Supplied material |

____

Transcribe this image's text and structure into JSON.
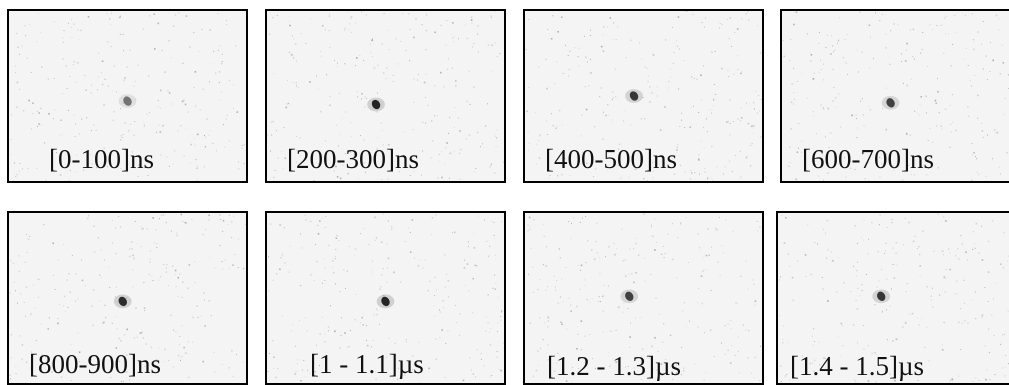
{
  "panels": [
    {
      "label": "[0-100]ns"
    },
    {
      "label": "[200-300]ns"
    },
    {
      "label": "[400-500]ns"
    },
    {
      "label": "[600-700]ns"
    },
    {
      "label": "[800-900]ns"
    },
    {
      "label": "[1 - 1.1]µs"
    },
    {
      "label": "[1.2 - 1.3]µs"
    },
    {
      "label": "[1.4 - 1.5]µs"
    }
  ],
  "colors": {
    "frame_border": "#000000",
    "background": "#f4f4f4",
    "spot": "#1a1a1a",
    "noise": "#9a9a9a"
  }
}
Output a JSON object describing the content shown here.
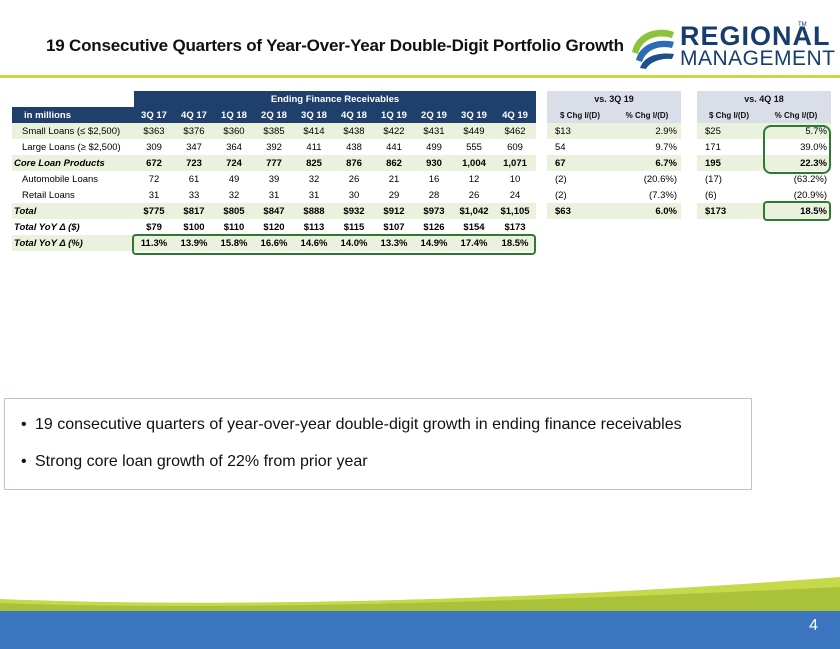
{
  "title": "19 Consecutive Quarters of Year-Over-Year Double-Digit Portfolio Growth",
  "logo": {
    "line1": "REGIONAL",
    "line2": "MANAGEMENT",
    "tm": "TM"
  },
  "colors": {
    "navy": "#1f3f6d",
    "accent_green": "#c5d94a",
    "row_green": "#eaf1dd",
    "highlight": "#2e7a33",
    "footer_blue": "#3b75c0"
  },
  "table": {
    "band_label": "Ending Finance Receivables",
    "unit_label": "in millions",
    "periods": [
      "3Q 17",
      "4Q 17",
      "1Q 18",
      "2Q 18",
      "3Q 18",
      "4Q 18",
      "1Q 19",
      "2Q 19",
      "3Q 19",
      "4Q 19"
    ],
    "rows": [
      {
        "label": "Small Loans (≤ $2,500)",
        "values": [
          "$363",
          "$376",
          "$360",
          "$385",
          "$414",
          "$438",
          "$422",
          "$431",
          "$449",
          "$462"
        ]
      },
      {
        "label": "Large Loans (≥ $2,500)",
        "values": [
          "309",
          "347",
          "364",
          "392",
          "411",
          "438",
          "441",
          "499",
          "555",
          "609"
        ]
      },
      {
        "label": "Core Loan Products",
        "values": [
          "672",
          "723",
          "724",
          "777",
          "825",
          "876",
          "862",
          "930",
          "1,004",
          "1,071"
        ]
      },
      {
        "label": "Automobile Loans",
        "values": [
          "72",
          "61",
          "49",
          "39",
          "32",
          "26",
          "21",
          "16",
          "12",
          "10"
        ]
      },
      {
        "label": "Retail Loans",
        "values": [
          "31",
          "33",
          "32",
          "31",
          "31",
          "30",
          "29",
          "28",
          "26",
          "24"
        ]
      },
      {
        "label": "Total",
        "values": [
          "$775",
          "$817",
          "$805",
          "$847",
          "$888",
          "$932",
          "$912",
          "$973",
          "$1,042",
          "$1,105"
        ]
      },
      {
        "label": "Total YoY Δ ($)",
        "values": [
          "$79",
          "$100",
          "$110",
          "$120",
          "$113",
          "$115",
          "$107",
          "$126",
          "$154",
          "$173"
        ]
      },
      {
        "label": "Total YoY Δ (%)",
        "values": [
          "11.3%",
          "13.9%",
          "15.8%",
          "16.6%",
          "14.6%",
          "14.0%",
          "13.3%",
          "14.9%",
          "17.4%",
          "18.5%"
        ]
      }
    ]
  },
  "vs3q": {
    "band_label": "vs. 3Q 19",
    "col1": "$ Chg I/(D)",
    "col2": "% Chg I/(D)",
    "rows": [
      [
        "$13",
        "2.9%"
      ],
      [
        "54",
        "9.7%"
      ],
      [
        "67",
        "6.7%"
      ],
      [
        "(2)",
        "(20.6%)"
      ],
      [
        "(2)",
        "(7.3%)"
      ],
      [
        "$63",
        "6.0%"
      ]
    ]
  },
  "vs4q": {
    "band_label": "vs. 4Q 18",
    "col1": "$ Chg I/(D)",
    "col2": "% Chg I/(D)",
    "rows": [
      [
        "$25",
        "5.7%"
      ],
      [
        "171",
        "39.0%"
      ],
      [
        "195",
        "22.3%"
      ],
      [
        "(17)",
        "(63.2%)"
      ],
      [
        "(6)",
        "(20.9%)"
      ],
      [
        "$173",
        "18.5%"
      ]
    ]
  },
  "bullets": [
    "19 consecutive quarters of year-over-year double-digit growth in ending finance receivables",
    "Strong core loan growth of 22% from prior year"
  ],
  "page_number": "4"
}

____

Written instruction |
Without the pictures, repeat all the records word for word.

Solution to the problem |
Transcribe this image's text and structure into JSON.
{
  "panels": [
    {
      "label": "[0-100]ns"
    },
    {
      "label": "[200-300]ns"
    },
    {
      "label": "[400-500]ns"
    },
    {
      "label": "[600-700]ns"
    },
    {
      "label": "[800-900]ns"
    },
    {
      "label": "[1 - 1.1]µs"
    },
    {
      "label": "[1.2 - 1.3]µs"
    },
    {
      "label": "[1.4 - 1.5]µs"
    }
  ],
  "colors": {
    "frame_border": "#000000",
    "background": "#f4f4f4",
    "spot": "#1a1a1a",
    "noise": "#9a9a9a"
  }
}
Output a JSON object describing the content shown here.
{
  "title": "19 Consecutive Quarters of Year-Over-Year Double-Digit Portfolio Growth",
  "logo": {
    "line1": "REGIONAL",
    "line2": "MANAGEMENT",
    "tm": "TM"
  },
  "colors": {
    "navy": "#1f3f6d",
    "accent_green": "#c5d94a",
    "row_green": "#eaf1dd",
    "highlight": "#2e7a33",
    "footer_blue": "#3b75c0"
  },
  "table": {
    "band_label": "Ending Finance Receivables",
    "unit_label": "in millions",
    "periods": [
      "3Q 17",
      "4Q 17",
      "1Q 18",
      "2Q 18",
      "3Q 18",
      "4Q 18",
      "1Q 19",
      "2Q 19",
      "3Q 19",
      "4Q 19"
    ],
    "rows": [
      {
        "label": "Small Loans (≤ $2,500)",
        "values": [
          "$363",
          "$376",
          "$360",
          "$385",
          "$414",
          "$438",
          "$422",
          "$431",
          "$449",
          "$462"
        ]
      },
      {
        "label": "Large Loans (≥ $2,500)",
        "values": [
          "309",
          "347",
          "364",
          "392",
          "411",
          "438",
          "441",
          "499",
          "555",
          "609"
        ]
      },
      {
        "label": "Core Loan Products",
        "values": [
          "672",
          "723",
          "724",
          "777",
          "825",
          "876",
          "862",
          "930",
          "1,004",
          "1,071"
        ]
      },
      {
        "label": "Automobile Loans",
        "values": [
          "72",
          "61",
          "49",
          "39",
          "32",
          "26",
          "21",
          "16",
          "12",
          "10"
        ]
      },
      {
        "label": "Retail Loans",
        "values": [
          "31",
          "33",
          "32",
          "31",
          "31",
          "30",
          "29",
          "28",
          "26",
          "24"
        ]
      },
      {
        "label": "Total",
        "values": [
          "$775",
          "$817",
          "$805",
          "$847",
          "$888",
          "$932",
          "$912",
          "$973",
          "$1,042",
          "$1,105"
        ]
      },
      {
        "label": "Total YoY Δ ($)",
        "values": [
          "$79",
          "$100",
          "$110",
          "$120",
          "$113",
          "$115",
          "$107",
          "$126",
          "$154",
          "$173"
        ]
      },
      {
        "label": "Total YoY Δ (%)",
        "values": [
          "11.3%",
          "13.9%",
          "15.8%",
          "16.6%",
          "14.6%",
          "14.0%",
          "13.3%",
          "14.9%",
          "17.4%",
          "18.5%"
        ]
      }
    ]
  },
  "vs3q": {
    "band_label": "vs. 3Q 19",
    "col1": "$ Chg I/(D)",
    "col2": "% Chg I/(D)",
    "rows": [
      [
        "$13",
        "2.9%"
      ],
      [
        "54",
        "9.7%"
      ],
      [
        "67",
        "6.7%"
      ],
      [
        "(2)",
        "(20.6%)"
      ],
      [
        "(2)",
        "(7.3%)"
      ],
      [
        "$63",
        "6.0%"
      ]
    ]
  },
  "vs4q": {
    "band_label": "vs. 4Q 18",
    "col1": "$ Chg I/(D)",
    "col2": "% Chg I/(D)",
    "rows": [
      [
        "$25",
        "5.7%"
      ],
      [
        "171",
        "39.0%"
      ],
      [
        "195",
        "22.3%"
      ],
      [
        "(17)",
        "(63.2%)"
      ],
      [
        "(6)",
        "(20.9%)"
      ],
      [
        "$173",
        "18.5%"
      ]
    ]
  },
  "bullets": [
    "19 consecutive quarters of year-over-year double-digit growth in ending finance receivables",
    "Strong core loan growth of 22% from prior year"
  ],
  "page_number": "4"
}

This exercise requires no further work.